Material →
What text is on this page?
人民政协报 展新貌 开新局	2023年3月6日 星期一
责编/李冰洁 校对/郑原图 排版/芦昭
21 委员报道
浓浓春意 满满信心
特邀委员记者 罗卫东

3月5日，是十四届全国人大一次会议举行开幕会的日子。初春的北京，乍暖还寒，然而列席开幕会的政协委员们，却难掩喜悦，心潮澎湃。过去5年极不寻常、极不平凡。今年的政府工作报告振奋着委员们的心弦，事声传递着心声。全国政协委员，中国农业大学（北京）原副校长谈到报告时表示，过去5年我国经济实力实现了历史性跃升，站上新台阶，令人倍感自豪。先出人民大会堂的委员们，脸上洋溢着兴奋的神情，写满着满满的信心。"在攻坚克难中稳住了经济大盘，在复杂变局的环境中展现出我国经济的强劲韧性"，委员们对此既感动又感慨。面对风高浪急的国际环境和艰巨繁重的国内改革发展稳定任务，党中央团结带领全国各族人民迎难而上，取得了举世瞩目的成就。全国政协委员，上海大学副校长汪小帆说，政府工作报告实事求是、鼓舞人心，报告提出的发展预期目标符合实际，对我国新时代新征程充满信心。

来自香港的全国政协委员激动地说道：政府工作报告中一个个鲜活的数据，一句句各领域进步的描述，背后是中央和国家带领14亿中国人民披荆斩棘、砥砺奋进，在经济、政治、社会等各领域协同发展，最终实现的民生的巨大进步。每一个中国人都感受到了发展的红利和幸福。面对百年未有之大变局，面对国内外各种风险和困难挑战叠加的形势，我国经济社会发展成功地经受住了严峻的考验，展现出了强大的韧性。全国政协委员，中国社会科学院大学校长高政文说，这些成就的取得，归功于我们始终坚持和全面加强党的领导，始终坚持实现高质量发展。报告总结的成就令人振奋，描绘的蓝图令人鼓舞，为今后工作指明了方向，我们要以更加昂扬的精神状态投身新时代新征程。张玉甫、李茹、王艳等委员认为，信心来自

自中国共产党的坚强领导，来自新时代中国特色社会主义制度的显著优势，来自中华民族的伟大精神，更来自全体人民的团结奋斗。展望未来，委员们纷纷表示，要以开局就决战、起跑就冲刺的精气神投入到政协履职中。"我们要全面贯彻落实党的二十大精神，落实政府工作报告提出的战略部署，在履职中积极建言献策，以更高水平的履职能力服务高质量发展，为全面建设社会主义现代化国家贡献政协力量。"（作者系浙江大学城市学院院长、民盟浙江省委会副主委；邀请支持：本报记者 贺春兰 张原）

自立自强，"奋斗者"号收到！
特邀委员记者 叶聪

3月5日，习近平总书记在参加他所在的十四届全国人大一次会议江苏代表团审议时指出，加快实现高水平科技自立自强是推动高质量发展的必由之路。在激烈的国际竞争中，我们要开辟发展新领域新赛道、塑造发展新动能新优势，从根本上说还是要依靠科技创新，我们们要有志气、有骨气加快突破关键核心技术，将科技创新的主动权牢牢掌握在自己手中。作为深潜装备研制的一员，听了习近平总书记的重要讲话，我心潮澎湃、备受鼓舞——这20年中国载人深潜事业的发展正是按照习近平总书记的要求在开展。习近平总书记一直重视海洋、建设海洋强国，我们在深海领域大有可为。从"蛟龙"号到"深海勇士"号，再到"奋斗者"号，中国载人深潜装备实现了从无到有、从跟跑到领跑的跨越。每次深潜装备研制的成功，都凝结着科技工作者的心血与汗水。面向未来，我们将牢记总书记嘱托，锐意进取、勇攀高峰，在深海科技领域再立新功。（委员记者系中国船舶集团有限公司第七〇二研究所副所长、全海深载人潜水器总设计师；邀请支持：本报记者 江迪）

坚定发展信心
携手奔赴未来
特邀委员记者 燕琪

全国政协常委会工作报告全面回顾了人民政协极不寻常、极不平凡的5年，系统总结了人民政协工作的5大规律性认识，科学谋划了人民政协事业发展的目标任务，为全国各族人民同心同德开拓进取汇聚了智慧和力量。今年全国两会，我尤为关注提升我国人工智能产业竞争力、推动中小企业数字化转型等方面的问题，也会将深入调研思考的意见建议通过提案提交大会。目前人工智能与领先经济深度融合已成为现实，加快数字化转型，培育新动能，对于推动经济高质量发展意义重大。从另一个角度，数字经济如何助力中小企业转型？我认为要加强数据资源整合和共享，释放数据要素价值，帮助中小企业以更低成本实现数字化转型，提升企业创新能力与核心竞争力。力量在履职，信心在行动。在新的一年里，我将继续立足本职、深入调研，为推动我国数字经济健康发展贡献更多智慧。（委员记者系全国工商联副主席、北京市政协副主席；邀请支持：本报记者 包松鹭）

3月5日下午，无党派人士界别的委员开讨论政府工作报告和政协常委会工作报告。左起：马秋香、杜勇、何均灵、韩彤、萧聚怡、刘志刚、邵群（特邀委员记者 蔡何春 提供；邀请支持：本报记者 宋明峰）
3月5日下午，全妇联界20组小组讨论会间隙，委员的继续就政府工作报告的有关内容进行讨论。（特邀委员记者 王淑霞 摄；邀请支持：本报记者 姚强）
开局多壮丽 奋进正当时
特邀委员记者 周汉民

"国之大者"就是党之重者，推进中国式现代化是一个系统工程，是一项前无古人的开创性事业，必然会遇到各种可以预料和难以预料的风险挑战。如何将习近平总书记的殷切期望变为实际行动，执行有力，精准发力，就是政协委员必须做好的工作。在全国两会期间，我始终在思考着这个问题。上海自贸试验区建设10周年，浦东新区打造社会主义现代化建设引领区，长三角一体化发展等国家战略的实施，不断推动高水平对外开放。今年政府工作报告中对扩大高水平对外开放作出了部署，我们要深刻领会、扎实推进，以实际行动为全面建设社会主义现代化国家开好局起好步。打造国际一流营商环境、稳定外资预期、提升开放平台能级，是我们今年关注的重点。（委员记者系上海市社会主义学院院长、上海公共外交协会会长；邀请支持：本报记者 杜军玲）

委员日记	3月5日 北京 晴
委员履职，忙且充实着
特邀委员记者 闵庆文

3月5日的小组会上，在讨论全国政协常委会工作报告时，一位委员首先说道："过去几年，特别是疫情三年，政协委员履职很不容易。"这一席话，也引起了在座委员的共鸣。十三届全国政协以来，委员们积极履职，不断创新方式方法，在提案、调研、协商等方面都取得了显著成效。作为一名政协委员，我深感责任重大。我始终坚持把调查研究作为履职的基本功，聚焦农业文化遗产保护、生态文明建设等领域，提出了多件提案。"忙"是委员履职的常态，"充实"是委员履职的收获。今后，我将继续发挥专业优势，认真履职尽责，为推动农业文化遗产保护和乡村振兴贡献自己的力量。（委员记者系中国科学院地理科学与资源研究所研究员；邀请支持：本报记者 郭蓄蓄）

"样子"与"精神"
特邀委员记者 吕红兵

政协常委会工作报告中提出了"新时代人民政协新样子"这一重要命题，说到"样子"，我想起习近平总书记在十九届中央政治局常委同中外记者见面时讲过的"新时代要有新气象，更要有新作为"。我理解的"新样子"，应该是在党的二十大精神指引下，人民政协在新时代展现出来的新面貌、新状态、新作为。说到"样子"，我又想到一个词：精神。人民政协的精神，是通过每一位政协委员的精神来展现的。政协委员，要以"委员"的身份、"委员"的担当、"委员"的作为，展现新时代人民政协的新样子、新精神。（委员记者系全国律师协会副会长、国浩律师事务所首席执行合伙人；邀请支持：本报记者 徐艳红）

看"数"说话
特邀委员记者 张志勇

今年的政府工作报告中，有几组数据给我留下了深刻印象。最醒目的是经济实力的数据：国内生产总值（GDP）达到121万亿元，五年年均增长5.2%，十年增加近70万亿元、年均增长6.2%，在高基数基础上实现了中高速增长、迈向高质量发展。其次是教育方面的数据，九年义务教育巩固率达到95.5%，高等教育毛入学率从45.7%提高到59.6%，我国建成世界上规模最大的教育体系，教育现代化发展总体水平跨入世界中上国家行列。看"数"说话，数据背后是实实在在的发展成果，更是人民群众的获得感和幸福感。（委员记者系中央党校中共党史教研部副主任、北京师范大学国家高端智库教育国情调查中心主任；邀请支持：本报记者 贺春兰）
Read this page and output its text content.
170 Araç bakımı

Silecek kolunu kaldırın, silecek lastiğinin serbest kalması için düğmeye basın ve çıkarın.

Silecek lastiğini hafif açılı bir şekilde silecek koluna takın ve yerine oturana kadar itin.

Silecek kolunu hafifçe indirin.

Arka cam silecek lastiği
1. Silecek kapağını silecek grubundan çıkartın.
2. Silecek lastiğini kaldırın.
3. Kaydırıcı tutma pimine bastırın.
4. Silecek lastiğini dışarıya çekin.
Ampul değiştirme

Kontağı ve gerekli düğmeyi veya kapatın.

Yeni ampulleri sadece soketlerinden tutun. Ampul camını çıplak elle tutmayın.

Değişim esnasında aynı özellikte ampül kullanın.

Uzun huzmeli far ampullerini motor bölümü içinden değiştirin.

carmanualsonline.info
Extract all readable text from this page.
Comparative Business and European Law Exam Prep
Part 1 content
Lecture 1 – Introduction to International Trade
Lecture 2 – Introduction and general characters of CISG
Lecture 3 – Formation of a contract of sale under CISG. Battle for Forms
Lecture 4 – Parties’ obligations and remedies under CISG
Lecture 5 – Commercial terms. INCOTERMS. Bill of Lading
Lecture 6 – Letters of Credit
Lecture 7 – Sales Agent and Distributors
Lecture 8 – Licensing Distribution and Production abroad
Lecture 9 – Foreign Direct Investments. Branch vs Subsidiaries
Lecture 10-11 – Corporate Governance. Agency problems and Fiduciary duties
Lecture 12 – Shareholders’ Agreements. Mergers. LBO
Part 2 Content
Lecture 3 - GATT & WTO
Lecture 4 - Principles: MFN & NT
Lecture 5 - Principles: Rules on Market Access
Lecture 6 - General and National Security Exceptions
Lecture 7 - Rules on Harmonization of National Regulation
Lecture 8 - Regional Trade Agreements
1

Stated task → List all lines in the material containing the string "kaldırın".

Task result →
Silecek kolunu kaldırın, silecek lastiğinin serbest kalması için düğmeye basın ve çıkarın.
2. Silecek lastiğini kaldırın.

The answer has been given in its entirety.